[Work instructions] Filter the listing below, copying every line in which the word "this" appears.

[Supplied data]
(begin)
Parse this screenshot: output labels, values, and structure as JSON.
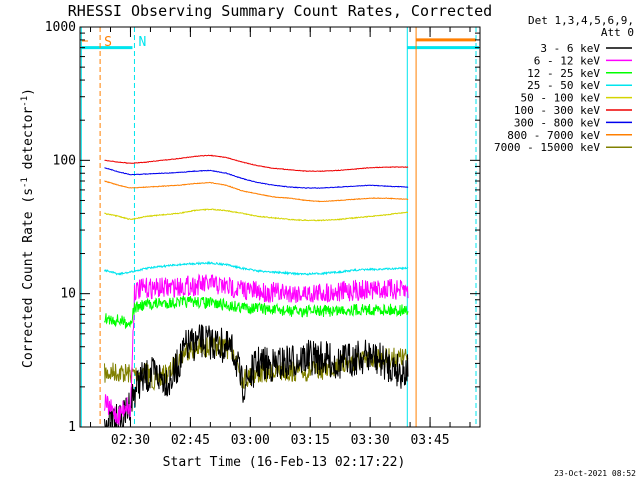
{
  "chart_data": {
    "type": "line",
    "title": "RHESSI Observing Summary Count Rates, Corrected",
    "xlabel": "Start Time (16-Feb-13 02:17:22)",
    "ylabel": "Corrected Count Rate (s",
    "ylabel_sup": "-1",
    "ylabel_mid": " detector",
    "ylabel_end": ")",
    "y_scale": "log",
    "ylim": [
      1,
      1000
    ],
    "x_start": "02:17:22",
    "xlim": [
      "02:17:22",
      "03:57:30"
    ],
    "x_ticks": [
      "02:30",
      "02:45",
      "03:00",
      "03:15",
      "03:30",
      "03:45"
    ],
    "x_tick_minutes": [
      150,
      165,
      180,
      195,
      210,
      225
    ],
    "y_ticks": [
      "1",
      "10",
      "100",
      "1000"
    ],
    "y_tick_values": [
      1,
      10,
      100,
      1000
    ],
    "legend_header": [
      "Det 1,3,4,5,6,9,",
      "Att 0"
    ],
    "legend_position": "top-right, outside plot",
    "markers": [
      {
        "label": "S",
        "color": "#ff7f00",
        "time_min": 142.4
      },
      {
        "label": "N",
        "color": "#00e5ee",
        "time_min": 151.0
      }
    ],
    "footer_stamp": "23-Oct-2021 08:52",
    "series": [
      {
        "name": "3 - 6 keV",
        "color": "#000000",
        "points": [
          [
            143.5,
            1.1
          ],
          [
            148,
            1.1
          ],
          [
            152,
            2.2
          ],
          [
            156,
            2.5
          ],
          [
            160,
            2.2
          ],
          [
            164,
            4
          ],
          [
            168,
            4.4
          ],
          [
            172,
            4.2
          ],
          [
            176,
            3.6
          ],
          [
            178,
            2.0
          ],
          [
            182,
            3.0
          ],
          [
            186,
            2.9
          ],
          [
            190,
            3.1
          ],
          [
            194,
            3.3
          ],
          [
            198,
            3.3
          ],
          [
            202,
            3.0
          ],
          [
            206,
            3.3
          ],
          [
            210,
            3.4
          ],
          [
            214,
            3.0
          ],
          [
            218,
            2.6
          ],
          [
            219.5,
            2.7
          ]
        ]
      },
      {
        "name": "6 - 12 keV",
        "color": "#ff00ff",
        "points": [
          [
            143.5,
            1.5
          ],
          [
            147,
            1.2
          ],
          [
            149,
            1.5
          ],
          [
            150,
            1.3
          ],
          [
            151,
            10.5
          ],
          [
            154,
            11
          ],
          [
            158,
            11
          ],
          [
            162,
            11.3
          ],
          [
            166,
            11.5
          ],
          [
            170,
            11.8
          ],
          [
            174,
            11.3
          ],
          [
            178,
            10.8
          ],
          [
            182,
            10.3
          ],
          [
            186,
            10.2
          ],
          [
            190,
            10.2
          ],
          [
            194,
            10.0
          ],
          [
            198,
            10.2
          ],
          [
            202,
            10.3
          ],
          [
            206,
            10.6
          ],
          [
            210,
            10.7
          ],
          [
            214,
            10.8
          ],
          [
            219.5,
            10.5
          ]
        ]
      },
      {
        "name": "12 - 25 keV",
        "color": "#00ff00",
        "points": [
          [
            143.5,
            6.5
          ],
          [
            147,
            6.3
          ],
          [
            150,
            6.0
          ],
          [
            151,
            7.8
          ],
          [
            154,
            8.3
          ],
          [
            158,
            8.5
          ],
          [
            162,
            8.6
          ],
          [
            166,
            8.7
          ],
          [
            170,
            8.5
          ],
          [
            174,
            8.2
          ],
          [
            178,
            7.9
          ],
          [
            182,
            7.8
          ],
          [
            186,
            7.5
          ],
          [
            190,
            7.4
          ],
          [
            194,
            7.4
          ],
          [
            198,
            7.4
          ],
          [
            202,
            7.5
          ],
          [
            206,
            7.6
          ],
          [
            210,
            7.6
          ],
          [
            214,
            7.6
          ],
          [
            219.5,
            7.5
          ]
        ]
      },
      {
        "name": "25 - 50 keV",
        "color": "#00e5ee",
        "points": [
          [
            143.5,
            15
          ],
          [
            147,
            14
          ],
          [
            150,
            14.5
          ],
          [
            154,
            15.5
          ],
          [
            158,
            16
          ],
          [
            162,
            16.5
          ],
          [
            166,
            16.8
          ],
          [
            170,
            17
          ],
          [
            174,
            16.5
          ],
          [
            178,
            15.5
          ],
          [
            182,
            14.8
          ],
          [
            186,
            14.5
          ],
          [
            190,
            14.2
          ],
          [
            194,
            14.0
          ],
          [
            198,
            14.2
          ],
          [
            202,
            14.5
          ],
          [
            206,
            15.0
          ],
          [
            210,
            15.2
          ],
          [
            214,
            15.3
          ],
          [
            219.5,
            15.6
          ]
        ]
      },
      {
        "name": "50 - 100 keV",
        "color": "#d4d400",
        "points": [
          [
            143.5,
            40
          ],
          [
            147,
            38
          ],
          [
            150,
            36
          ],
          [
            154,
            38
          ],
          [
            158,
            39
          ],
          [
            162,
            40
          ],
          [
            166,
            42
          ],
          [
            170,
            43
          ],
          [
            174,
            42
          ],
          [
            178,
            40
          ],
          [
            182,
            38
          ],
          [
            186,
            37
          ],
          [
            190,
            36
          ],
          [
            194,
            35.5
          ],
          [
            198,
            35.5
          ],
          [
            202,
            36
          ],
          [
            206,
            37
          ],
          [
            210,
            38
          ],
          [
            214,
            39
          ],
          [
            219.5,
            41
          ]
        ]
      },
      {
        "name": "100 - 300 keV",
        "color": "#ee0000",
        "points": [
          [
            143.5,
            100
          ],
          [
            147,
            97
          ],
          [
            150,
            95
          ],
          [
            154,
            97
          ],
          [
            158,
            100
          ],
          [
            162,
            103
          ],
          [
            166,
            107
          ],
          [
            170,
            109
          ],
          [
            174,
            105
          ],
          [
            178,
            97
          ],
          [
            182,
            91
          ],
          [
            186,
            87
          ],
          [
            190,
            85
          ],
          [
            194,
            83
          ],
          [
            198,
            83
          ],
          [
            202,
            84
          ],
          [
            206,
            86
          ],
          [
            210,
            88
          ],
          [
            214,
            89
          ],
          [
            219.5,
            89
          ]
        ]
      },
      {
        "name": "300 - 800 keV",
        "color": "#0000ee",
        "points": [
          [
            143.5,
            88
          ],
          [
            147,
            82
          ],
          [
            150,
            78
          ],
          [
            154,
            79
          ],
          [
            158,
            80
          ],
          [
            162,
            81
          ],
          [
            166,
            83
          ],
          [
            170,
            84
          ],
          [
            174,
            80
          ],
          [
            178,
            73
          ],
          [
            182,
            68
          ],
          [
            186,
            65
          ],
          [
            190,
            63
          ],
          [
            194,
            62
          ],
          [
            198,
            62
          ],
          [
            202,
            63
          ],
          [
            206,
            64
          ],
          [
            210,
            65
          ],
          [
            214,
            64
          ],
          [
            219.5,
            63
          ]
        ]
      },
      {
        "name": "800 - 7000 keV",
        "color": "#ff7f00",
        "points": [
          [
            143.5,
            70
          ],
          [
            147,
            65
          ],
          [
            150,
            62
          ],
          [
            154,
            63
          ],
          [
            158,
            64
          ],
          [
            162,
            65
          ],
          [
            166,
            67
          ],
          [
            170,
            68
          ],
          [
            174,
            65
          ],
          [
            178,
            59
          ],
          [
            182,
            56
          ],
          [
            186,
            53
          ],
          [
            190,
            52
          ],
          [
            194,
            50
          ],
          [
            198,
            49
          ],
          [
            202,
            50
          ],
          [
            206,
            51
          ],
          [
            210,
            52
          ],
          [
            214,
            52
          ],
          [
            219.5,
            51
          ]
        ]
      },
      {
        "name": "7000 - 15000 keV",
        "color": "#808000",
        "points": [
          [
            143.5,
            2.5
          ],
          [
            146,
            2.6
          ],
          [
            150,
            2.5
          ],
          [
            154,
            2.6
          ],
          [
            156,
            2.2
          ],
          [
            160,
            2.6
          ],
          [
            164,
            3.8
          ],
          [
            168,
            3.9
          ],
          [
            172,
            4.1
          ],
          [
            176,
            3.7
          ],
          [
            178,
            2.3
          ],
          [
            182,
            2.5
          ],
          [
            186,
            2.6
          ],
          [
            190,
            2.6
          ],
          [
            194,
            2.6
          ],
          [
            198,
            2.7
          ],
          [
            202,
            2.9
          ],
          [
            206,
            3.1
          ],
          [
            210,
            3.2
          ],
          [
            214,
            3.3
          ],
          [
            219.5,
            3.3
          ]
        ]
      }
    ]
  }
}
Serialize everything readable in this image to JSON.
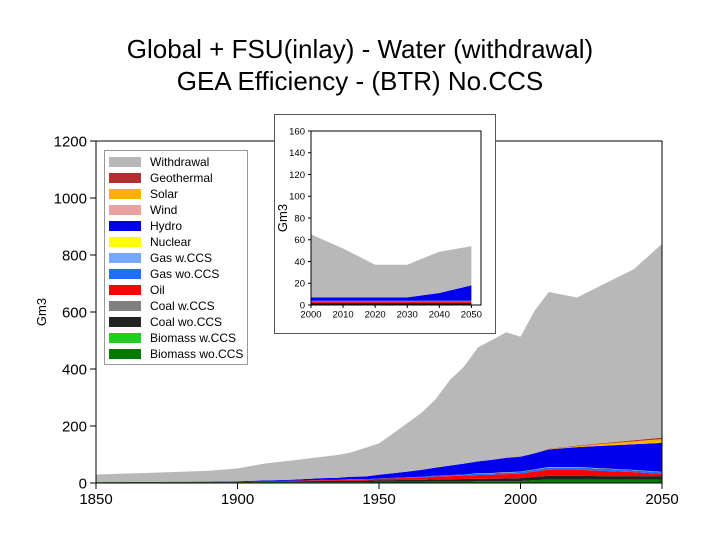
{
  "title_line1": "Global + FSU(inlay) - Water (withdrawal)",
  "title_line2": "GEA Efficiency - (BTR) No.CCS",
  "chart_data": [
    {
      "type": "area",
      "stacked": true,
      "ylabel": "Gm3",
      "xlim": [
        1850,
        2050
      ],
      "ylim": [
        0,
        1200
      ],
      "x_ticks": [
        "1850",
        "1900",
        "1950",
        "2000",
        "2050"
      ],
      "y_ticks": [
        "0",
        "200",
        "400",
        "600",
        "800",
        "1000",
        "1200"
      ],
      "legend": "top-left inside plot",
      "x": [
        1850,
        1870,
        1890,
        1900,
        1910,
        1920,
        1930,
        1935,
        1940,
        1945,
        1950,
        1955,
        1960,
        1965,
        1970,
        1975,
        1980,
        1985,
        1990,
        1995,
        2000,
        2005,
        2010,
        2020,
        2030,
        2040,
        2050
      ],
      "series": [
        {
          "name": "Biomass wo.CCS",
          "color": "#007a00",
          "values": [
            3,
            3,
            3,
            3,
            3,
            3,
            3,
            3,
            3,
            3,
            4,
            4,
            4,
            4,
            5,
            5,
            5,
            6,
            6,
            6,
            7,
            10,
            12,
            12,
            12,
            12,
            12
          ]
        },
        {
          "name": "Biomass w.CCS",
          "color": "#22cc22",
          "values": [
            0,
            0,
            0,
            0,
            0,
            0,
            0,
            0,
            0,
            0,
            0,
            0,
            0,
            0,
            0,
            0,
            0,
            0,
            0,
            0,
            0,
            0,
            0,
            0,
            0,
            0,
            0
          ]
        },
        {
          "name": "Coal wo.CCS",
          "color": "#222222",
          "values": [
            0,
            1,
            2,
            2,
            3,
            3,
            4,
            4,
            5,
            5,
            6,
            6,
            7,
            7,
            8,
            8,
            9,
            9,
            9,
            10,
            10,
            12,
            13,
            13,
            12,
            12,
            12
          ]
        },
        {
          "name": "Coal w.CCS",
          "color": "#808080",
          "values": [
            0,
            0,
            0,
            0,
            0,
            0,
            0,
            0,
            0,
            0,
            0,
            0,
            0,
            0,
            0,
            0,
            0,
            0,
            0,
            0,
            0,
            0,
            0,
            0,
            0,
            0,
            0
          ]
        },
        {
          "name": "Oil",
          "color": "#ff0000",
          "values": [
            0,
            0,
            0,
            0,
            1,
            2,
            3,
            3,
            4,
            4,
            5,
            6,
            7,
            8,
            10,
            11,
            12,
            13,
            14,
            15,
            16,
            18,
            22,
            22,
            18,
            14,
            8
          ]
        },
        {
          "name": "Gas wo.CCS",
          "color": "#1e6eff",
          "values": [
            0,
            0,
            0,
            0,
            0,
            0,
            1,
            1,
            1,
            1,
            1,
            2,
            2,
            3,
            3,
            4,
            4,
            5,
            5,
            6,
            6,
            7,
            8,
            8,
            8,
            7,
            6
          ]
        },
        {
          "name": "Gas w.CCS",
          "color": "#74a9ff",
          "values": [
            0,
            0,
            0,
            0,
            0,
            0,
            0,
            0,
            0,
            0,
            0,
            0,
            0,
            0,
            0,
            0,
            0,
            0,
            0,
            0,
            0,
            0,
            0,
            0,
            0,
            0,
            0
          ]
        },
        {
          "name": "Nuclear",
          "color": "#ffff00",
          "values": [
            0,
            0,
            0,
            0,
            0,
            0,
            0,
            0,
            0,
            0,
            0,
            0,
            0,
            0,
            0,
            0,
            0,
            1,
            1,
            1,
            1,
            1,
            1,
            1,
            1,
            1,
            1
          ]
        },
        {
          "name": "Hydro",
          "color": "#0000ee",
          "values": [
            0,
            0,
            0,
            1,
            2,
            4,
            6,
            7,
            9,
            10,
            13,
            16,
            20,
            24,
            28,
            33,
            38,
            42,
            46,
            50,
            52,
            56,
            62,
            70,
            80,
            90,
            102
          ]
        },
        {
          "name": "Wind",
          "color": "#e8a0a0",
          "values": [
            0,
            0,
            0,
            0,
            0,
            0,
            0,
            0,
            0,
            0,
            0,
            0,
            0,
            0,
            0,
            0,
            0,
            0,
            0,
            0,
            0,
            0,
            0,
            0,
            1,
            1,
            1
          ]
        },
        {
          "name": "Solar",
          "color": "#ffb000",
          "values": [
            0,
            0,
            0,
            0,
            0,
            0,
            0,
            0,
            0,
            0,
            0,
            0,
            0,
            0,
            0,
            0,
            0,
            0,
            0,
            0,
            0,
            0,
            1,
            3,
            6,
            9,
            12
          ]
        },
        {
          "name": "Geothermal",
          "color": "#b03030",
          "values": [
            0,
            0,
            0,
            0,
            0,
            0,
            0,
            0,
            0,
            0,
            0,
            0,
            0,
            0,
            0,
            0,
            0,
            0,
            1,
            1,
            1,
            1,
            1,
            2,
            3,
            4,
            5
          ]
        },
        {
          "name": "Withdrawal",
          "color": "#b8b8b8",
          "values": [
            27,
            32,
            38,
            45,
            60,
            68,
            75,
            80,
            85,
            100,
            110,
            140,
            170,
            200,
            240,
            300,
            340,
            400,
            420,
            440,
            420,
            500,
            550,
            520,
            560,
            600,
            680
          ]
        }
      ]
    },
    {
      "type": "area",
      "stacked": true,
      "ylabel": "Gm3",
      "xlim": [
        2000,
        2053
      ],
      "ylim": [
        0,
        160
      ],
      "x_ticks": [
        "2000",
        "2010",
        "2020",
        "2030",
        "2040",
        "2050"
      ],
      "y_ticks": [
        "0",
        "20",
        "40",
        "60",
        "80",
        "100",
        "120",
        "140",
        "160"
      ],
      "x": [
        2000,
        2010,
        2020,
        2030,
        2040,
        2050
      ],
      "series": [
        {
          "name": "Coal wo.CCS",
          "color": "#222222",
          "values": [
            2,
            2,
            2,
            2,
            2,
            2
          ]
        },
        {
          "name": "Oil",
          "color": "#ff0000",
          "values": [
            1,
            1,
            1,
            1,
            1,
            1
          ]
        },
        {
          "name": "Gas wo.CCS",
          "color": "#1e6eff",
          "values": [
            1,
            1,
            1,
            1,
            1,
            1
          ]
        },
        {
          "name": "Hydro",
          "color": "#0000ee",
          "values": [
            3,
            3,
            3,
            3,
            7,
            14
          ]
        },
        {
          "name": "Withdrawal",
          "color": "#b8b8b8",
          "values": [
            58,
            45,
            30,
            30,
            38,
            36
          ]
        }
      ]
    }
  ]
}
(end)
[Expected answer]
Parse this screenshot: output labels, values, and structure as JSON.
Serialize everything readable in this image to JSON.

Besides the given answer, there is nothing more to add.